## Task to carry out
Assemble all lines in which the string "this" appears.

## Given information
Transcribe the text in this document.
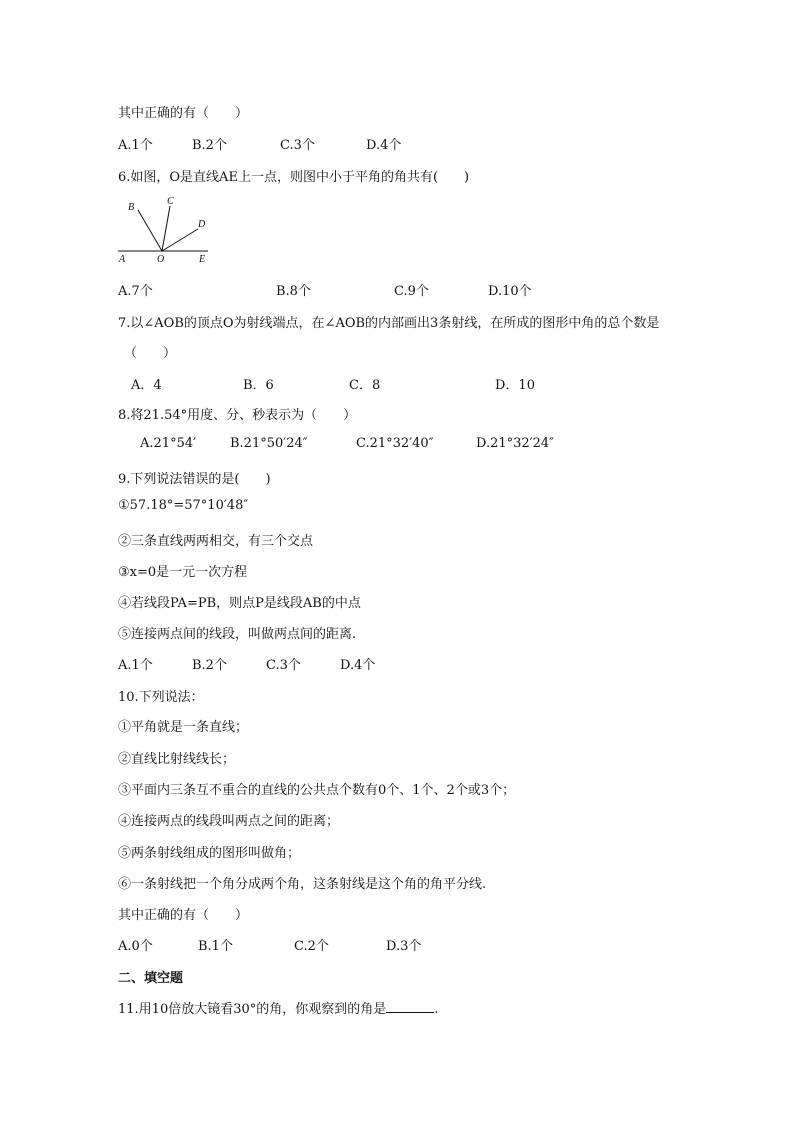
其中正确的有（　　）
A.1个	B.2个	C.3个	D.4个
6.如图，O是直线AE上一点，则图中小于平角的角共有(　　)
B
C
D
A	O	E
A.7个	B.8个	C.9个	D.10个
7.以∠AOB的顶点O为射线端点，在∠AOB的内部画出3条射线，在所成的图形中角的总个数是
（　　）
A．4	B．6	C．8	D．10
8.将21.54°用度、分、秒表示为（　　）
A.21°54′	B.21°50′24″	C.21°32′40″	D.21°32′24″
9.下列说法错误的是(　　)
①57.18°=57°10′48″
②三条直线两两相交，有三个交点
③x=0是一元一次方程
④若线段PA=PB，则点P是线段AB的中点
⑤连接两点间的线段，叫做两点间的距离.
A.1个	B.2个	C.3个	D.4个
10.下列说法：
①平角就是一条直线；
②直线比射线线长；
③平面内三条互不重合的直线的公共点个数有0个、1个、2个或3个；
④连接两点的线段叫两点之间的距离；
⑤两条射线组成的图形叫做角；
⑥一条射线把一个角分成两个角，这条射线是这个角的角平分线.
其中正确的有（　　）
A.0个	B.1个	C.2个	D.3个
二、填空题
11.用10倍放大镜看30°的角，你观察到的角是	.
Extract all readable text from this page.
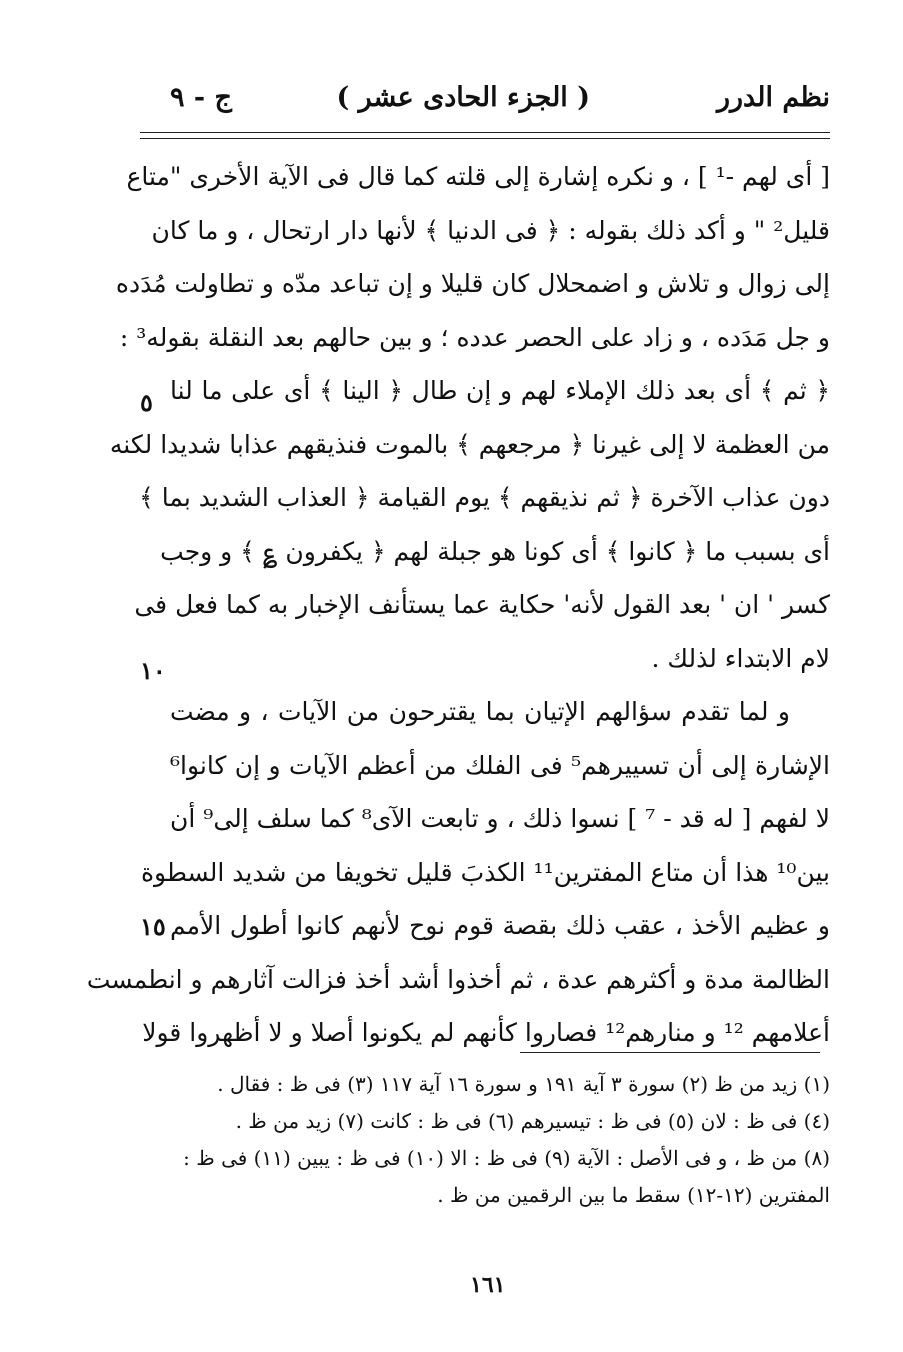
نظم الدرر
( الجزء الحادى عشر )
ج - ٩
[ أى لهم -¹ ] ، و نكره إشارة إلى قلته كما قال فى الآية الأخرى "متاع
قليل² " و أكد ذلك بقوله : ﴿ فى الدنيا ﴾ لأنها دار ارتحال ، و ما كان
إلى زوال و تلاش و اضمحلال كان قليلا و إن تباعد مدّه و تطاولت مُدَده
و جل مَدَده ، و زاد على الحصر عدده ؛ و بين حالهم بعد النقلة بقوله³ :
﴿ ثم ﴾ أى بعد ذلك الإملاء لهم و إن طال ﴿ الينا ﴾ أى على ما لنا
من العظمة لا إلى غيرنا ﴿ مرجعهم ﴾ بالموت فنذيقهم عذابا شديدا لكنه
دون عذاب الآخرة ﴿ ثم نذيقهم ﴾ يوم القيامة ﴿ العذاب الشديد بما ﴾
أى بسبب ما ﴿ كانوا ﴾ أى كونا هو جبلة لهم ﴿ يكفرون ؏ ﴾ و وجب
كسر ' ان ' بعد القول لأنه' حكاية عما يستأنف الإخبار به كما فعل فى
لام الابتداء لذلك .
و لما تقدم سؤالهم الإتيان بما يقترحون من الآيات ، و مضت
الإشارة إلى أن تسييرهم⁵ فى الفلك من أعظم الآيات و إن كانوا⁶
لا لفهم [ له قد - ⁷ ] نسوا ذلك ، و تابعت الآى⁸ كما سلف إلى⁹ أن
بين¹⁰ هذا أن متاع المفترين¹¹ الكذبَ قليل تخويفا من شديد السطوة
و عظيم الأخذ ، عقب ذلك بقصة قوم نوح لأنهم كانوا أطول الأمم
الظالمة مدة و أكثرهم عدة ، ثم أخذوا أشد أخذ فزالت آثارهم و انطمست
أعلامهم ¹² و منارهم¹² فصاروا كأنهم لم يكونوا أصلا و لا أظهروا قولا
٥
١٠
١٥
(١) زيد من ظ (٢) سورة ٣ آية ١٩١ و سورة ١٦ آية ١١٧ (٣) فى ظ : فقال .
(٤) فى ظ : لان (٥) فى ظ : تيسيرهم (٦) فى ظ : كانت (٧) زيد من ظ .
(٨) من ظ ، و فى الأصل : الآية (٩) فى ظ : الا (١٠) فى ظ : يبين (١١) فى ظ :
المفترين (١٢-١٢) سقط ما بين الرقمين من ظ .
١٦١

## Finished answer
Transcribe the text in this document.
Extract all readable text from this page.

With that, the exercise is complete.